Raw records:
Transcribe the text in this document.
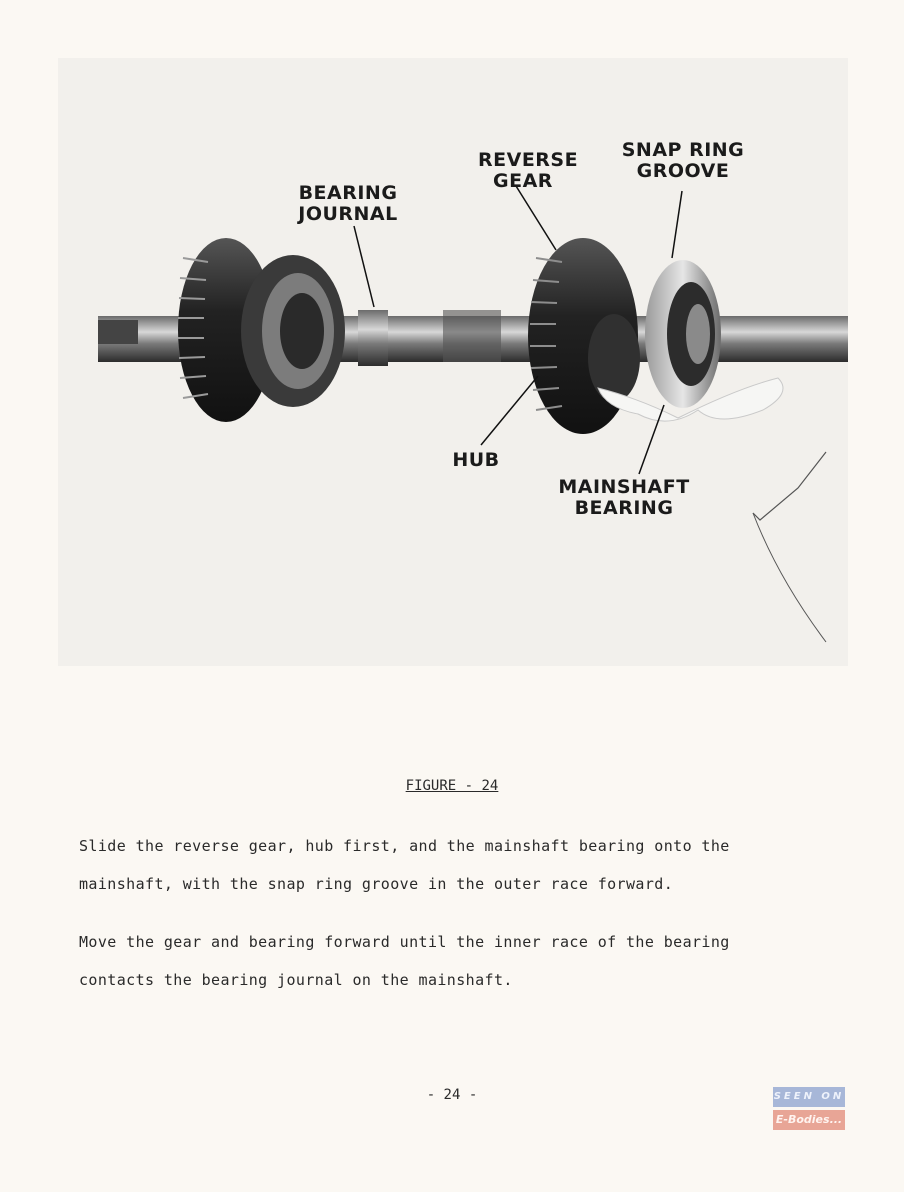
REVERSE
GEAR
SNAP RING
GROOVE
BEARING
JOURNAL
HUB
MAINSHAFT
BEARING
FIGURE - 24
Slide the reverse gear, hub first, and the mainshaft bearing onto the
mainshaft, with the snap ring groove in the outer race forward.
Move the gear and bearing forward until the inner race of the bearing
contacts the bearing journal on the mainshaft.
- 24 -	SEEN ON
E-Bodies...
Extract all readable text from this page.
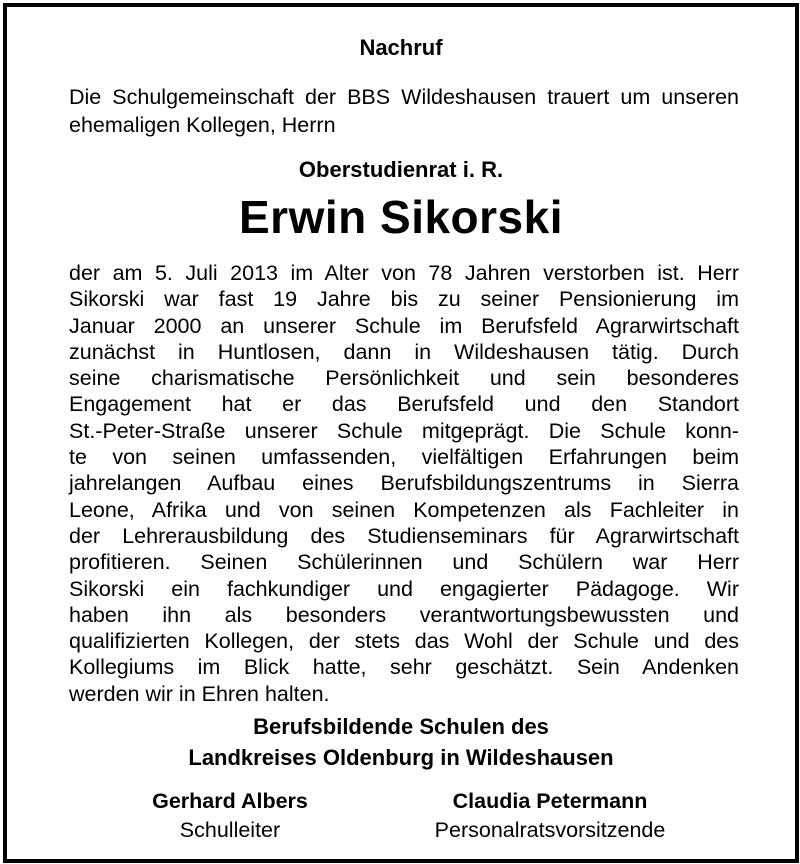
Nachruf
Die Schulgemeinschaft der BBS Wildeshausen trauert um unseren ehemaligen Kollegen, Herrn
Oberstudienrat i. R.
Erwin Sikorski
der am 5. Juli 2013 im Alter von 78 Jahren verstorben ist. Herr
Sikorski war fast 19 Jahre bis zu seiner Pensionierung im
Januar 2000 an unserer Schule im Berufsfeld Agrarwirtschaft
zunächst in Huntlosen, dann in Wildeshausen tätig. Durch
seine charismatische Persönlichkeit und sein besonderes
Engagement hat er das Berufsfeld und den Standort
St.-Peter-Straße unserer Schule mitgeprägt. Die Schule konn-
te von seinen umfassenden, vielfältigen Erfahrungen beim
jahrelangen Aufbau eines Berufsbildungszentrums in Sierra
Leone, Afrika und von seinen Kompetenzen als Fachleiter in
der Lehrerausbildung des Studienseminars für Agrarwirtschaft
profitieren. Seinen Schülerinnen und Schülern war Herr
Sikorski ein fachkundiger und engagierter Pädagoge. Wir
haben ihn als besonders verantwortungsbewussten und
qualifizierten Kollegen, der stets das Wohl der Schule und des
Kollegiums im Blick hatte, sehr geschätzt. Sein Andenken
werden wir in Ehren halten.
Berufsbildende Schulen des
Landkreises Oldenburg in Wildeshausen
Gerhard Albers
Schulleiter
Claudia Petermann
Personalratsvorsitzende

What to do:
Without including any pictures, output all the entries above exactly.

Solution for this task:
Transcribe the text in this document.
REVERSE
GEAR
SNAP RING
GROOVE
BEARING
JOURNAL
HUB
MAINSHAFT
BEARING
FIGURE - 24
Slide the reverse gear, hub first, and the mainshaft bearing onto the
mainshaft, with the snap ring groove in the outer race forward.
Move the gear and bearing forward until the inner race of the bearing
contacts the bearing journal on the mainshaft.
- 24 -	SEEN ON
E-Bodies...
Extract all readable text from this page.
Nachruf
Die Schulgemeinschaft der BBS Wildeshausen trauert um unseren ehemaligen Kollegen, Herrn
Oberstudienrat i. R.
Erwin Sikorski
der am 5. Juli 2013 im Alter von 78 Jahren verstorben ist. Herr
Sikorski war fast 19 Jahre bis zu seiner Pensionierung im
Januar 2000 an unserer Schule im Berufsfeld Agrarwirtschaft
zunächst in Huntlosen, dann in Wildeshausen tätig. Durch
seine charismatische Persönlichkeit und sein besonderes
Engagement hat er das Berufsfeld und den Standort
St.-Peter-Straße unserer Schule mitgeprägt. Die Schule konn-
te von seinen umfassenden, vielfältigen Erfahrungen beim
jahrelangen Aufbau eines Berufsbildungszentrums in Sierra
Leone, Afrika und von seinen Kompetenzen als Fachleiter in
der Lehrerausbildung des Studienseminars für Agrarwirtschaft
profitieren. Seinen Schülerinnen und Schülern war Herr
Sikorski ein fachkundiger und engagierter Pädagoge. Wir
haben ihn als besonders verantwortungsbewussten und
qualifizierten Kollegen, der stets das Wohl der Schule und des
Kollegiums im Blick hatte, sehr geschätzt. Sein Andenken
werden wir in Ehren halten.
Berufsbildende Schulen des
Landkreises Oldenburg in Wildeshausen
Gerhard Albers
Schulleiter
Claudia Petermann
Personalratsvorsitzende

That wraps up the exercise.